> Records shown:
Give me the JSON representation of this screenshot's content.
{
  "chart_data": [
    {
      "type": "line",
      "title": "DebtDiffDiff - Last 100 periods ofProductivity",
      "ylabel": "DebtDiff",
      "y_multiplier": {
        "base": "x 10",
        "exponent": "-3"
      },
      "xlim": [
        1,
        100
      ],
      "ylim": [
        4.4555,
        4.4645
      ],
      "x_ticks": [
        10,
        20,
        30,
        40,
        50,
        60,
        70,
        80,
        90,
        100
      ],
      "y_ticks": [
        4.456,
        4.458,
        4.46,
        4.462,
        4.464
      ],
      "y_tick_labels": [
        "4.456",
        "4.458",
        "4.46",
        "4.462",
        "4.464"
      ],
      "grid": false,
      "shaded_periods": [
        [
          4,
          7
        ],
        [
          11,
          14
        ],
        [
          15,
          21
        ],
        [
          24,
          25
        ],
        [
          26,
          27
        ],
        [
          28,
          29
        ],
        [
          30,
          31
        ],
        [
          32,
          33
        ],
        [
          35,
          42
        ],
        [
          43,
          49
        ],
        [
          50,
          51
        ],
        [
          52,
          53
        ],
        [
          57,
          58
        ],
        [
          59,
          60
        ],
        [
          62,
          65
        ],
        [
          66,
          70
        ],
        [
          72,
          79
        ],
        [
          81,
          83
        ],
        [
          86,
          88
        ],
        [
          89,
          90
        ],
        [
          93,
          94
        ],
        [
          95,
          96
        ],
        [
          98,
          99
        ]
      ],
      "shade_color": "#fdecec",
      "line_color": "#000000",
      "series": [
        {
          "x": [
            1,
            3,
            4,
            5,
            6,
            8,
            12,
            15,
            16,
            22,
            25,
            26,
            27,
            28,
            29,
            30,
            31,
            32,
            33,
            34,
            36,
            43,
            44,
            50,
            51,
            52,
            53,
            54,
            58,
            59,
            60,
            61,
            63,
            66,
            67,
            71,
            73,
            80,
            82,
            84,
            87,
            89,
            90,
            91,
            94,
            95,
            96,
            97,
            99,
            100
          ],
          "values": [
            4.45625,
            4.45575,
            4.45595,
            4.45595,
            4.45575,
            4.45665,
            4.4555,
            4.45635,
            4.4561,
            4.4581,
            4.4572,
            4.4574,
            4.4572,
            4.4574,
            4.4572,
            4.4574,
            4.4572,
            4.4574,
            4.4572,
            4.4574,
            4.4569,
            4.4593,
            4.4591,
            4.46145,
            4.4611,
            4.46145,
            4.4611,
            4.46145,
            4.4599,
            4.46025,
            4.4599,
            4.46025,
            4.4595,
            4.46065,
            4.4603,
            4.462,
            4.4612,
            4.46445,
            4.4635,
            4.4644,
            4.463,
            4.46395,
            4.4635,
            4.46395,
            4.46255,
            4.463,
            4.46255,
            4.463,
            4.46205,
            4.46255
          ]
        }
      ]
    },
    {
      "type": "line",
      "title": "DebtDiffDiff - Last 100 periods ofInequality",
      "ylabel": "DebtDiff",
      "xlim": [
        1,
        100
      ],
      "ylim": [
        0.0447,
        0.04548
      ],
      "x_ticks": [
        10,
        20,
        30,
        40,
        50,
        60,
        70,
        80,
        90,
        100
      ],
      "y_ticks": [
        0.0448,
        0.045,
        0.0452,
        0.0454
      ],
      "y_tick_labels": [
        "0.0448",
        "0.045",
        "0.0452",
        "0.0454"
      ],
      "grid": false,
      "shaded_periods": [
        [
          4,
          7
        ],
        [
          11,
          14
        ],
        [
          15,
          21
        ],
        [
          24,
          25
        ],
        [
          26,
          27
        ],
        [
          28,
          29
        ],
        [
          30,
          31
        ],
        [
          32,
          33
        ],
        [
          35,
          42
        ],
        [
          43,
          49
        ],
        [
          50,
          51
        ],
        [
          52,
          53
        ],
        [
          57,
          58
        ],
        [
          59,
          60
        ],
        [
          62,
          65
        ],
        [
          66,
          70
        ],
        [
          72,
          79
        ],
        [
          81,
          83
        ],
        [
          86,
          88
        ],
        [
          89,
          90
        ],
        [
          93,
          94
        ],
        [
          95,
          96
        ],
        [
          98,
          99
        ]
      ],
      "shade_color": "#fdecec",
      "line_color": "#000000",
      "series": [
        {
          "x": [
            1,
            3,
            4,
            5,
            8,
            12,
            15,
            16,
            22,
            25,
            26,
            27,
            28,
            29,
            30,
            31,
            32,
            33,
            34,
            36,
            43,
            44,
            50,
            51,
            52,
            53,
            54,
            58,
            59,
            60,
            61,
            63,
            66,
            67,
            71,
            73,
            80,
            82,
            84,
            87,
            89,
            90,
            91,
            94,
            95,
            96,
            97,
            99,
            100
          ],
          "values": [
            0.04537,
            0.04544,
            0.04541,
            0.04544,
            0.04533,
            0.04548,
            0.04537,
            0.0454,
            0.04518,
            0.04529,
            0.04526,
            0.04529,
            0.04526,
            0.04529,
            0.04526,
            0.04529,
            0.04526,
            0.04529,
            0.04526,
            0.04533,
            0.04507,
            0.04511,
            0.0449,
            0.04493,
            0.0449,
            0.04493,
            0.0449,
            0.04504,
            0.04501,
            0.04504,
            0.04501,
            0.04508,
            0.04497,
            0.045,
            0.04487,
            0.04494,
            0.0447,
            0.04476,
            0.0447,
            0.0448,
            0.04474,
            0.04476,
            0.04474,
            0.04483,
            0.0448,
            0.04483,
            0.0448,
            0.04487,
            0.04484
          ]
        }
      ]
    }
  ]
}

> Requirements: Gather every line from the listing above in which the word "title" appears.

> Task output:
      "title": "DebtDiffDiff - Last 100 periods ofProductivity",
      "title": "DebtDiffDiff - Last 100 periods ofInequality",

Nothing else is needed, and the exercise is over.